Problem: For the records below, give the count of lines holding the word "this" and nothing more.

Records shown:
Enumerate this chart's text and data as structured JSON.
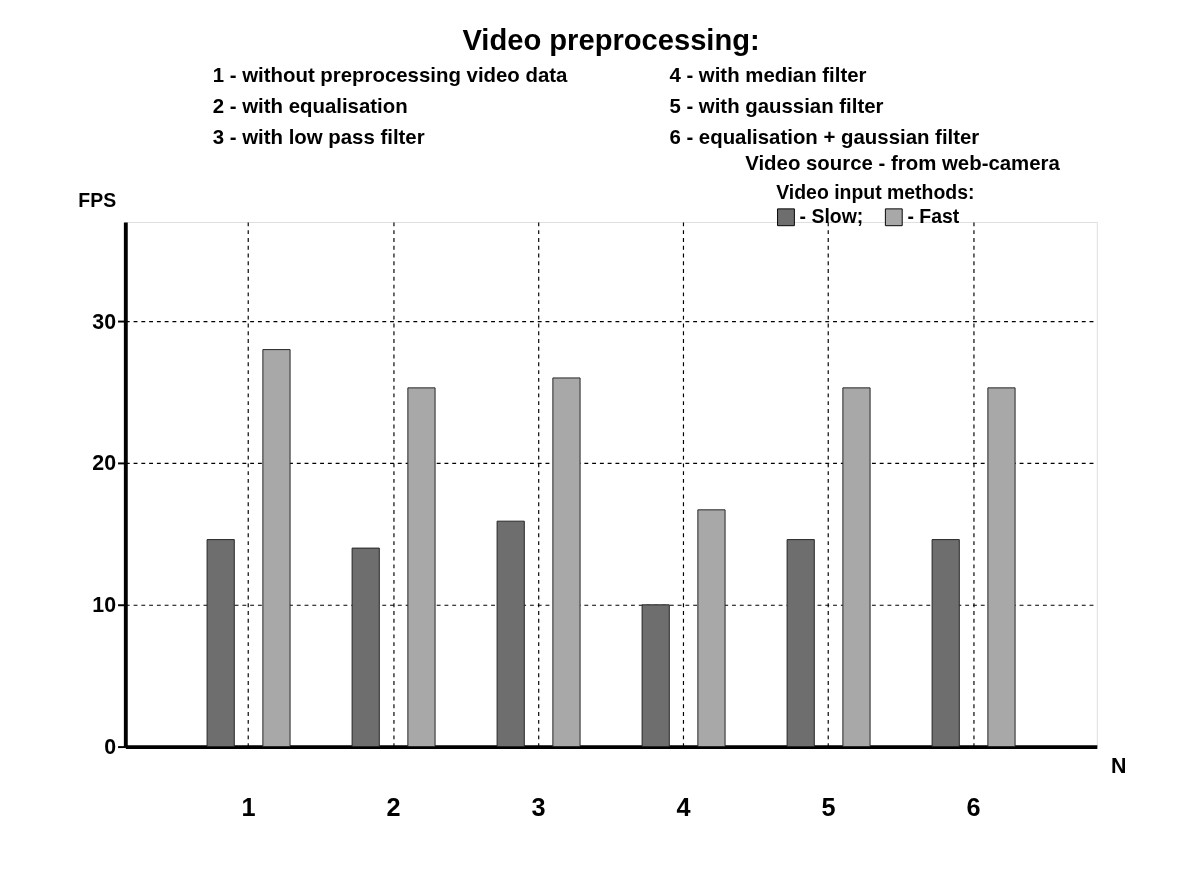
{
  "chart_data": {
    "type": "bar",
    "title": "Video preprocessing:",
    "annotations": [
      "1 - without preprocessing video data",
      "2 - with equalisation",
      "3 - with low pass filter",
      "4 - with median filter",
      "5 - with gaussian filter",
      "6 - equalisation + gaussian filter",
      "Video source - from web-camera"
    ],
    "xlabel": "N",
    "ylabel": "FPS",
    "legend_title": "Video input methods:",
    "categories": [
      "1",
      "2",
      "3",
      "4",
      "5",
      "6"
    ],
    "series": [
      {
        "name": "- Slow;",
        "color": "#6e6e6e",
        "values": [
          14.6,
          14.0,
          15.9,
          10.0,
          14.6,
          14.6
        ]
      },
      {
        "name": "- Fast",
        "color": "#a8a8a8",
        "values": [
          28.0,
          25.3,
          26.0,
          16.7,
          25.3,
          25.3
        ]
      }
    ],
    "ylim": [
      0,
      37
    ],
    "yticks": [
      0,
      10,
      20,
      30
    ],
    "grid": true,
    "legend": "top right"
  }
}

* * *

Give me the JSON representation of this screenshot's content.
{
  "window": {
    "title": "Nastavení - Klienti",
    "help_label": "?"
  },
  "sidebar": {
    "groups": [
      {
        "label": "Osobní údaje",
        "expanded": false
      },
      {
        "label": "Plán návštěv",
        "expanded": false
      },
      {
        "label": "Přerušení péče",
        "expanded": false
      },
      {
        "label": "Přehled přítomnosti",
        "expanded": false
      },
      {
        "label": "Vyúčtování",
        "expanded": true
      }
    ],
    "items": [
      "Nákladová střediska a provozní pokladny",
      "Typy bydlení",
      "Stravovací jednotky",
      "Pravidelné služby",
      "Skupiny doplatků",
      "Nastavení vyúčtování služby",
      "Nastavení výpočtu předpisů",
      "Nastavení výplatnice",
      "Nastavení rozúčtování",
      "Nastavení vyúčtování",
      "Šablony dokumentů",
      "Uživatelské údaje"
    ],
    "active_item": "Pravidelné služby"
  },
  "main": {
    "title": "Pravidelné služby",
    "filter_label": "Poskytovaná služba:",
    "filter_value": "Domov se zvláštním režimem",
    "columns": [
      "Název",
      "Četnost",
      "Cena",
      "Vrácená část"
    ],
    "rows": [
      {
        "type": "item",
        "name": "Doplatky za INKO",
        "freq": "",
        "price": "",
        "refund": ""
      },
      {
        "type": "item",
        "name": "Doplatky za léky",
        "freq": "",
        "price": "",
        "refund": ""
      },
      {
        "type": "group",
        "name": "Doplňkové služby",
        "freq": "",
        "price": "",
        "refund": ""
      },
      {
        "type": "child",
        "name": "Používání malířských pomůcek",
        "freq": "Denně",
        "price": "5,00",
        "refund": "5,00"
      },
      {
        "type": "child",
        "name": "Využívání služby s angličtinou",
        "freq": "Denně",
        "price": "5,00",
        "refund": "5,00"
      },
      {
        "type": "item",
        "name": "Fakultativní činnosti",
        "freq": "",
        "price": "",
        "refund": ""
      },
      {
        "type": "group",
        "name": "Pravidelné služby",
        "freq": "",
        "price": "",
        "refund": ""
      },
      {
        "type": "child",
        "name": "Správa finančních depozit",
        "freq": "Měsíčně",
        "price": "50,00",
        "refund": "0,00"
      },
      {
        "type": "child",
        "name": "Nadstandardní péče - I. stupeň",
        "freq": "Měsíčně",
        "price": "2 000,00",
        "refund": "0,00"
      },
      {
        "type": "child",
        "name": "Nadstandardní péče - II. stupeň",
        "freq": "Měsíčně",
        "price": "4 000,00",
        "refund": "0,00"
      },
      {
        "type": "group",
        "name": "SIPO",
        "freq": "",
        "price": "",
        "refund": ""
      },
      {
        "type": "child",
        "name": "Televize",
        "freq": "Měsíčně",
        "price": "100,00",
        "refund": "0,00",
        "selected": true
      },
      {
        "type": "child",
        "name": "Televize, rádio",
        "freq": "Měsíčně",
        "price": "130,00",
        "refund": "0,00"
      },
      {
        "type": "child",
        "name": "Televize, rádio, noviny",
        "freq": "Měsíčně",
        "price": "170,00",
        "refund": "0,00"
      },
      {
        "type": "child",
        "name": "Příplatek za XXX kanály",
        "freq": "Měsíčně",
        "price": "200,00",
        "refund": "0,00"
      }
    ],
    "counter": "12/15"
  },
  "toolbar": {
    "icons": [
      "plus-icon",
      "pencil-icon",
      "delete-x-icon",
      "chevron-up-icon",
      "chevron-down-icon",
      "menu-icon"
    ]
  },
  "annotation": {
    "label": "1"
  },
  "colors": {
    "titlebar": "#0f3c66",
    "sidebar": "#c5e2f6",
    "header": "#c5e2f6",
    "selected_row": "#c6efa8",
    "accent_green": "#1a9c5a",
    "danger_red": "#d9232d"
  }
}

Written solution: 2